*PASSAGE GIVEN*:
====================

The script contains brief instructions of its use (just open the file in a text editor). However, running the script with only the "-h" flag, will give even more instructions. The help section explains that the script has two mandatory options; Category and License. The current dataset clearly falls under the "Phylogenetics" category, and after some hesitation, and goggling, I decided to go for the Creative Commons Attribution license (EDIT: The "Public domain" license seems to be more frequently used for the datasets uploaded to BioTorrents). Perhaps it is now considered common knowledge how to choose between the 10+ licences that are presented in the help text. Still, I would appreciate if the BioTorrents site could provide some guidelines, or link to some resource that could help users like me to select a license for their data.

So, here we go!

[mtop@pc158250 torrents]$ -c 5 -l 2 Topel_Jarvis_2011_Tic20_PSB/
Upload Successful! Please start seeding the torrent now.

====================

*DATA ROWS*:
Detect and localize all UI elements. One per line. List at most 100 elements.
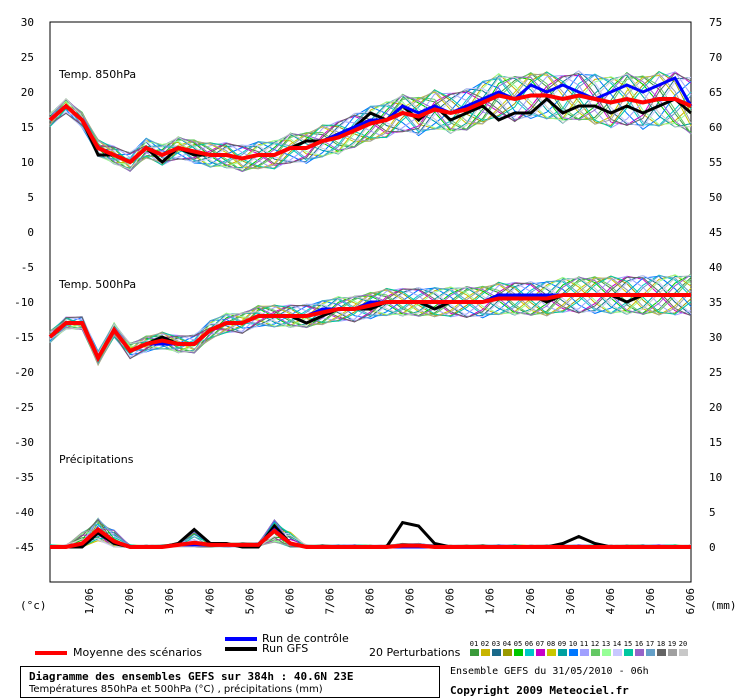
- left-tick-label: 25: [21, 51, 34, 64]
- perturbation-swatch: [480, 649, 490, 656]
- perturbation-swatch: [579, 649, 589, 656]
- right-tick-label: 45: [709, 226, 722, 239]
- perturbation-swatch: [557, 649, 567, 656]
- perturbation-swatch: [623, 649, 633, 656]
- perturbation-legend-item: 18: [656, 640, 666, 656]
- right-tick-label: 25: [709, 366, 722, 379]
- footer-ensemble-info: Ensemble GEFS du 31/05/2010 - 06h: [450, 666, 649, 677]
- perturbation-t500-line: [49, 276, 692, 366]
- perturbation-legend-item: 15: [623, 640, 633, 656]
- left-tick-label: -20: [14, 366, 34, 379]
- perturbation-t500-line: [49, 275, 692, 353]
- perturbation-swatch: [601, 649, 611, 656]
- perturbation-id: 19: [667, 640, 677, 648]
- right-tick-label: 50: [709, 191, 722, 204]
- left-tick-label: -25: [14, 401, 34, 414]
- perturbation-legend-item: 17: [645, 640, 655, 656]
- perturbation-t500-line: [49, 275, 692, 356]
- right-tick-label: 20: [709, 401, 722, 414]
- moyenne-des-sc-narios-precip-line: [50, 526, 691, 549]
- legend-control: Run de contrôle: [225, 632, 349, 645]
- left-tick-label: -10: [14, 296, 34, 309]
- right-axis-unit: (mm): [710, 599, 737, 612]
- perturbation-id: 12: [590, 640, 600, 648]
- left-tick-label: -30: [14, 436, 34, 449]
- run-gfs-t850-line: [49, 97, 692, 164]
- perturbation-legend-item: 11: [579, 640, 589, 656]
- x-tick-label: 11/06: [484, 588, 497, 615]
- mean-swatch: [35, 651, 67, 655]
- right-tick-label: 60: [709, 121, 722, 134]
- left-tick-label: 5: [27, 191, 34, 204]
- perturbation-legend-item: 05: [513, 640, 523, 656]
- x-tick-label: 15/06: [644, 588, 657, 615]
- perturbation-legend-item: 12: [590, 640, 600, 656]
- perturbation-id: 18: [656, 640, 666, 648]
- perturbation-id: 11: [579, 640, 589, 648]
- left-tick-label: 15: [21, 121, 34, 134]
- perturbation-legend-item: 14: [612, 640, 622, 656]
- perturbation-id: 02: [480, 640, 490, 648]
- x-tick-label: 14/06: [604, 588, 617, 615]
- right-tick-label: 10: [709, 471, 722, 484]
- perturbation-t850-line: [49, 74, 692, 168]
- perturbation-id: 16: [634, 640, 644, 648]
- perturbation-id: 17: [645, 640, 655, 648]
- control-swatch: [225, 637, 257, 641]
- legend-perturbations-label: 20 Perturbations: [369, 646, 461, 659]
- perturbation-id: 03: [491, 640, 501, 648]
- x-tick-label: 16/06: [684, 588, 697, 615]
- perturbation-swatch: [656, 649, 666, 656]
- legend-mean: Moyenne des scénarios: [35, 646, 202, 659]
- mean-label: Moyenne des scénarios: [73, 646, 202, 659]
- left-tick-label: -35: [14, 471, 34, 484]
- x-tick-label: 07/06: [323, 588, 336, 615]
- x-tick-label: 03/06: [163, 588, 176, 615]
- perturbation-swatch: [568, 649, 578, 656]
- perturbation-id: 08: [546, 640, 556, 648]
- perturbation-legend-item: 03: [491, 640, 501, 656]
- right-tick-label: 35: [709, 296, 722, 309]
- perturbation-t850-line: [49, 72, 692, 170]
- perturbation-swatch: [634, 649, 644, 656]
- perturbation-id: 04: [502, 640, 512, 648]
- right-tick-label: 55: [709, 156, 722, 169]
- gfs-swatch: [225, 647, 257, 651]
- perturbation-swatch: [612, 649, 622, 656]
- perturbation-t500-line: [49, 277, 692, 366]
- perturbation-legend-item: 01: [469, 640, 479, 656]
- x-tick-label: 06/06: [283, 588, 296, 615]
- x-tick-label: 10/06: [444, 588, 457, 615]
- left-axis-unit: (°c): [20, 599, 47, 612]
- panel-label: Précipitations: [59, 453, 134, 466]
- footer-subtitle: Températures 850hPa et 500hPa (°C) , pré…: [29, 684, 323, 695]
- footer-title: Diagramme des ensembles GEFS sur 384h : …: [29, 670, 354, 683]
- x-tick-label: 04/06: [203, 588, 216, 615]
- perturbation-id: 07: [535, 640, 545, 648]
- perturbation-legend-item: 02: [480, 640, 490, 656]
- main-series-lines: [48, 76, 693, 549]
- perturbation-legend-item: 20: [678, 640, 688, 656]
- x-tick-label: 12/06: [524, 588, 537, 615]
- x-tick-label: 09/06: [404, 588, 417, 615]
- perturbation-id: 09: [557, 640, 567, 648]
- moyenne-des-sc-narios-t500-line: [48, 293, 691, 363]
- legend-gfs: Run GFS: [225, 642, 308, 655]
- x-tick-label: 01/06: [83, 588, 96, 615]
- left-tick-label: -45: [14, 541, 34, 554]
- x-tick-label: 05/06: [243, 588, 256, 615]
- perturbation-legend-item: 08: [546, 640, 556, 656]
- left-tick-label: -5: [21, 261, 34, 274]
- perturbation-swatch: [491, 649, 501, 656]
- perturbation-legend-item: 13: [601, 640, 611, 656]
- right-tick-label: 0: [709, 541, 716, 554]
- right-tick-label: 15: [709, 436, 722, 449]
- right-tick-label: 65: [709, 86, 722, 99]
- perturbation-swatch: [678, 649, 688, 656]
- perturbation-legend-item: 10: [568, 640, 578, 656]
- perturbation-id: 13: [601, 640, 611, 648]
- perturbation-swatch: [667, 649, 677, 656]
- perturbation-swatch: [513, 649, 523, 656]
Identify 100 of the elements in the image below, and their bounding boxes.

====================

*REQUIRED TASK 1*: In the BioTorrents upload passage, which two options does the script's help section say are mandatory?
*REQUIRED TASK 2*: Output the BioTorrents upload passage from "The script contains" up to and including "here we go!".
*REQUIRED TASK 3*: Go on with the BioTorrents upload passage from the point where it stops.
The items have nothing to do with what is asked here.

*EXERCISE RESULT 1*: Category and License.

*EXERCISE RESULT 2*:
The script contains brief instructions of its use (just open the file in a text editor). However, running the script with only the "-h" flag, will give even more instructions. The help section explains that the script has two mandatory options; Category and License. The current dataset clearly falls under the "Phylogenetics" category, and after some hesitation, and goggling, I decided to go for the Creative Commons Attribution license (EDIT: The "Public domain" license seems to be more frequently used for the datasets uploaded to BioTorrents). Perhaps it is now considered common knowledge how to choose between the 10+ licences that are presented in the help text. Still, I would appreciate if the BioTorrents site could provide some guidelines, or link to some resource that could help users like me to select a license for their data.

So, here we go!

*EXERCISE RESULT 3*:
[mtop@pc158250 torrents]$ 

And there it is. The new torrent has been uploaded to the BioTorrents site, and is visible when including "dead" torrents in the display options. The torrent is flaged as "dead" since I have not yet started seeding. More about that later.

In conclusion, BioTorrents seems to provide all the things I need for sharing data as part of my open laboratory notebook experiment. Compared to for example, with BioTorrents I can distribute data from a project that has not yet been published (or will never be "associated with a publication" as their FAQ state). I can handle uploads etc. from the command line, which makes everything so much easier (no web GUI needed, that can be quite confusing for someone with dyslexia, like myself), and can rely on one of my own servers for seeding my data, instead of having my laptop doing all the job.